● **Study questions**:
a) Write out the part of the ransomware prevention text that begins at the words "The guide mentions" and ends after "before the infection.".
b) According to the ransomware prevention text, what does the 3/2/1 backup principle require?
c) Give the next part of the ransomware prevention text, starting after its last sentence.

● **Passage for review**:

- Opening Delimiter -

Good practices remove most of the risk
Becoming a ransomware victim is not a fatality. Good practices can drastically limit the risk. Recently the ANSSI (Agence Nationale de la Sécurité des Systèmes d’Information), the French agency for IT systems security released a practical guide compiling a series of good practices to protect you from ransomware attacks
The document recommends keeping systems and applications up to date, and quickly applying all patches and upgrades. Installing an antivirus and keeping it up to date will protect you against all known viruses. Another good practice is to segment the network by micro segmentation to avoid the attacker’s lateral moves and to create safe areas, for example administration domains for applications, servers…. Another measure is inspired by the Zero Trust concept. This concept is based on the idea that there is no confidence in the network and that the enterprise is already infected. As a result, you must keep the rights and access to an application at a minimum. For instance, users do not need to be administrator of their desktop or laptop. Monitoring the internet access is also a good way to limit data leaks. Installing a secured gateway is a good option to block unauthorized data flows. Journalizing events, logs, on all resources in the IT system is also an important measure to provide a quick and relevant view of what is happening in the IT system, and to react quickly after an alert.
One of the good practices described in this guide is already around… backup! Backups must be performed on a regular basis and follow the 3/2/1 principle: 3 copies on 2 different supports and 1 out of site. It is better if the latter is not connected to the network to make sure that a ransomware cannot encrypt the data.
The guide mentions not to rely solely on snapshots as they are not equivalent to a comprehensive backup solution. Snapshots are good in case of material failure but are not relevant in ransomware cases except if you have the possibility of storing an immutable snapshot before the infection.
All these elements will help prevent and limit ransomware attacks but, as ransomware evolves quickly, you could still fall victim to it even with the best prevention steps. Preparing for the crisis is important in order to adopt the right behavior in case of an attack. Write down all the facts around the attack: the time, the server on which it was detected, who alerted you…
Creating a War room to monitor the crisis is also important as communication during the crisis must be at the right level to avoid damaging the company’s image. To increase pressure on the victims, attackers are now disclosing the list of their victims on their underground websites even before asking for a ransom and detailing which kind of data were stolen.

- Closing Delimiter -

● **Data to examine**:
- Opening Delimiter -

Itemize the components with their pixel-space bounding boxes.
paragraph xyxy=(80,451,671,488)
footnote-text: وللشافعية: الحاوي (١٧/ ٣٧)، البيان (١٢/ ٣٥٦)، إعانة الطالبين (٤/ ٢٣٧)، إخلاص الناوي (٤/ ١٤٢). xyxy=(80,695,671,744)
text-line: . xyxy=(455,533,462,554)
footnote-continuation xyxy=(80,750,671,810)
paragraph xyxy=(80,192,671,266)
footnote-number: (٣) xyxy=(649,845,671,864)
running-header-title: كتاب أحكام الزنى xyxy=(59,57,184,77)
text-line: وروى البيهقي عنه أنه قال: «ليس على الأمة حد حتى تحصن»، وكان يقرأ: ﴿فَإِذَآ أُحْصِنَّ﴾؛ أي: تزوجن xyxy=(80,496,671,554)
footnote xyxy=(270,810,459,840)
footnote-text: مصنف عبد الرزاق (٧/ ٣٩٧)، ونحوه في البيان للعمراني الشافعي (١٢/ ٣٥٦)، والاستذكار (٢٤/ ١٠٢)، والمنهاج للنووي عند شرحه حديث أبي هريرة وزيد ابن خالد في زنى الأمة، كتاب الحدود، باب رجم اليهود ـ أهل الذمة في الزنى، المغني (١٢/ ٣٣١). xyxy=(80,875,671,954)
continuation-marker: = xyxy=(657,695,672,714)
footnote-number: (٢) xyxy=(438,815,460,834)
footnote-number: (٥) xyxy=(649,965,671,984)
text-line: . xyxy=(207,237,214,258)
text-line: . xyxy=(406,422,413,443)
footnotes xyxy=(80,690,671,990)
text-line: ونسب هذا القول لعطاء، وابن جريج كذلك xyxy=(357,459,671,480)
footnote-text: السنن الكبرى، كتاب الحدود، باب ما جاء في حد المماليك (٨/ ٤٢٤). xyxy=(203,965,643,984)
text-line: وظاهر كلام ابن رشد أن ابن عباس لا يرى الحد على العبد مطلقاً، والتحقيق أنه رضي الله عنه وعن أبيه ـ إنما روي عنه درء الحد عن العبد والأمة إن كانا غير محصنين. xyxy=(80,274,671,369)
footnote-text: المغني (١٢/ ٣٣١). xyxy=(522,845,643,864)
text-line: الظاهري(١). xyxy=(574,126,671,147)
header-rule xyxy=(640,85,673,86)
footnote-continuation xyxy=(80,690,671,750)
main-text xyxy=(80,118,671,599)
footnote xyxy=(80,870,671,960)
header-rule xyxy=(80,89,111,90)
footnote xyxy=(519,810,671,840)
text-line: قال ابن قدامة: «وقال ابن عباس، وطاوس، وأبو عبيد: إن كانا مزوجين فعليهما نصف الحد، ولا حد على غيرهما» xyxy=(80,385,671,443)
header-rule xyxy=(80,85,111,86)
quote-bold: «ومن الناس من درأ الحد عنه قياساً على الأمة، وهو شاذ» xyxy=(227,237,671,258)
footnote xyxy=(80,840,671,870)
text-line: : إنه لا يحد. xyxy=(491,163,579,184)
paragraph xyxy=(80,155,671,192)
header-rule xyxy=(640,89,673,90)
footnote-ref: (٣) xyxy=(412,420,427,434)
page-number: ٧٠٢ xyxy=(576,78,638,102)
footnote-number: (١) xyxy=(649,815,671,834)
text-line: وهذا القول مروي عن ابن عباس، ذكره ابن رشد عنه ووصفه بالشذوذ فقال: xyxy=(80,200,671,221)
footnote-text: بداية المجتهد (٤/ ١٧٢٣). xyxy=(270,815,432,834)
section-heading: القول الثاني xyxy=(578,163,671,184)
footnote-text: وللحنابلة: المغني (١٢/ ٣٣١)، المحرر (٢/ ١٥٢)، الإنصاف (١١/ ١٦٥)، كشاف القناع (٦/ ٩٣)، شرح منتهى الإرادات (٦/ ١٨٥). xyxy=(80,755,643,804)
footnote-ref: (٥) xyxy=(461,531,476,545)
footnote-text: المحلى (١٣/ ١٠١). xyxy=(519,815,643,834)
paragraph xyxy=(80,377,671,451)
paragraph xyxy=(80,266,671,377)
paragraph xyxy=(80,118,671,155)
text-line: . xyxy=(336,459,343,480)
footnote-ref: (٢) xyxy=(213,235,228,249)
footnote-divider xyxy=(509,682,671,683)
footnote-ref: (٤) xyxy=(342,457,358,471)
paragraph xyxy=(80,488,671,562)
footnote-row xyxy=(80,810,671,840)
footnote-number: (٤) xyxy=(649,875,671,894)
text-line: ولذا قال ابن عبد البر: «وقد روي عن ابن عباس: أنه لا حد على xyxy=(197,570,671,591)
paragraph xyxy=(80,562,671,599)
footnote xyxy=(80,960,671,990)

- Closing Delimiter -

● **Numbered answers**:
a)
The guide mentions not to rely solely on snapshots as they are not equivalent to a comprehensive backup solution. Snapshots are good in case of material failure but are not relevant in ransomware cases except if you have the possibility of storing an immutable snapshot before the infection.

b) It requires 3 copies on 2 different supports and 1 out of site.

c)
With its complete product portfolio dedicated to data protection, Atempo.Wooxo Group will help protect your business against ransomware attacks by providing sound backup for your data. No need to pay the ransom, and most of all no data loss.
Your data, which is the fuel of your business, is safe with Atempo.Wooxo Group. Ransomware is not a fatality and enterprises have plenty of ways to limit or avoid this kind of attack. It is just a matter of day to day good practices in IT exploitation.
ANSSI: An Authority and an advisor to French enterprises
Created in 2009, the ANSSI is responsible for the security of French government agencies and sensitive industries such as Telecommunications, Energy, Healthcare, Defense… Its mission is to protect sovereignty, autonomous decision-making in political, diplomatic, and military sectors. At the end of 2018, the agency employed 600 persons with a budget of 100 M€. The number of employees should go up to 675 by 2022. The agency has resources to intervene on critical attacks and to do forensics on these attacks. Its role is also to provide advices to enterprises and to infuse good security practices. The agency maintains tight links with European partners and the ENISA, the European agency on systems security.